_WHAT IS EXPECTED_
Return all lines from the listing below in which the string "Arrivo" occurs.

_INFORMATION GIVEN_
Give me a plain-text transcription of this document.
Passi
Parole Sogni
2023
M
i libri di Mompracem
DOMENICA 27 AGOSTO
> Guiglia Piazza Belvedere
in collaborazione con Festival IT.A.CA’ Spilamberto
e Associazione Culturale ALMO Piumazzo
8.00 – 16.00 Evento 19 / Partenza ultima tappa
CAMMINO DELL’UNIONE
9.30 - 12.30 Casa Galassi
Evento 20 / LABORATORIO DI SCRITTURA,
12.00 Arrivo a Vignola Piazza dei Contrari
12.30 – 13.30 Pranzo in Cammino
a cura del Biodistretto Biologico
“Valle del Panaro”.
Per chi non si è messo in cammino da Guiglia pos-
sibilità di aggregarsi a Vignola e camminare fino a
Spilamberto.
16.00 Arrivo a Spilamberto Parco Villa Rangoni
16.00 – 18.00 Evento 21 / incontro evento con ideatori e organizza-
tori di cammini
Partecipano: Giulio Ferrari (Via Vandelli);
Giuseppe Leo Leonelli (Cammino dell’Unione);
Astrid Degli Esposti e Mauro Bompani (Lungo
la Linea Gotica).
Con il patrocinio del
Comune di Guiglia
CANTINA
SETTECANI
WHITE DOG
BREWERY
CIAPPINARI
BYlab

_ANSWER TO THIS EXERCISE_
12.00 Arrivo a Vignola Piazza dei Contrari
16.00 Arrivo a Spilamberto Parco Villa Rangoni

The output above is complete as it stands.